Task data:

★ ★ ★ ★

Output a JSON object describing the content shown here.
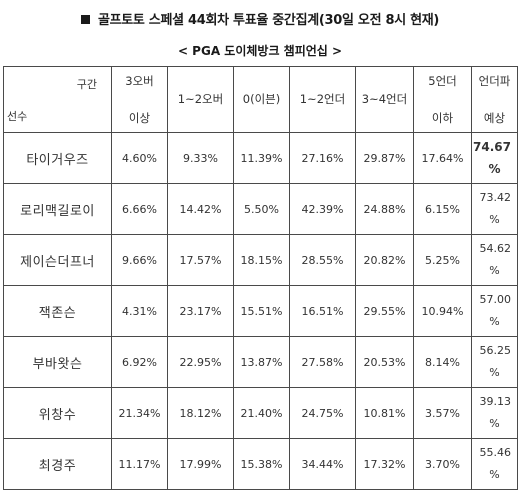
{
  "title": "골프토토 스페셜 44회차 투표율 중간집계(30일 오전 8시 현재)",
  "subtitle": "< PGA 도이체방크 챔피언십 >",
  "header": {
    "corner_top": "구간",
    "corner_bottom": "선수",
    "columns": [
      [
        "3오버",
        "이상"
      ],
      [
        "1~2오버"
      ],
      [
        "0(이븐)"
      ],
      [
        "1~2언더"
      ],
      [
        "3~4언더"
      ],
      [
        "5언더",
        "이하"
      ],
      [
        "언더파",
        "예상"
      ]
    ]
  },
  "rows": [
    {
      "player": "타이거우즈",
      "values": [
        "4.60%",
        "9.33%",
        "11.39%",
        "27.16%",
        "29.87%",
        "17.64%"
      ],
      "bold_index": 4,
      "prediction": "74.67",
      "pred_unit": "%",
      "pred_bold": true
    },
    {
      "player": "로리맥길로이",
      "values": [
        "6.66%",
        "14.42%",
        "5.50%",
        "42.39%",
        "24.88%",
        "6.15%"
      ],
      "bold_index": 3,
      "prediction": "73.42",
      "pred_unit": "%",
      "pred_bold": false
    },
    {
      "player": "제이슨더프너",
      "values": [
        "9.66%",
        "17.57%",
        "18.15%",
        "28.55%",
        "20.82%",
        "5.25%"
      ],
      "bold_index": 3,
      "prediction": "54.62",
      "pred_unit": "%",
      "pred_bold": false
    },
    {
      "player": "잭존슨",
      "values": [
        "4.31%",
        "23.17%",
        "15.51%",
        "16.51%",
        "29.55%",
        "10.94%"
      ],
      "bold_index": 4,
      "prediction": "57.00",
      "pred_unit": "%",
      "pred_bold": false
    },
    {
      "player": "부바왓슨",
      "values": [
        "6.92%",
        "22.95%",
        "13.87%",
        "27.58%",
        "20.53%",
        "8.14%"
      ],
      "bold_index": 3,
      "prediction": "56.25",
      "pred_unit": "%",
      "pred_bold": false
    },
    {
      "player": "위창수",
      "values": [
        "21.34%",
        "18.12%",
        "21.40%",
        "24.75%",
        "10.81%",
        "3.57%"
      ],
      "bold_index": 3,
      "prediction": "39.13",
      "pred_unit": "%",
      "pred_bold": false
    },
    {
      "player": "최경주",
      "values": [
        "11.17%",
        "17.99%",
        "15.38%",
        "34.44%",
        "17.32%",
        "3.70%"
      ],
      "bold_index": 3,
      "prediction": "55.46",
      "pred_unit": "%",
      "pred_bold": false
    }
  ]
}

★ ★ ★ ★

Task description: Lines that hold "player" are the ones to copy; find all of them.

Written answer:
      "player": "타이거우즈",
      "player": "로리맥길로이",
      "player": "제이슨더프너",
      "player": "잭존슨",
      "player": "부바왓슨",
      "player": "위창수",
      "player": "최경주",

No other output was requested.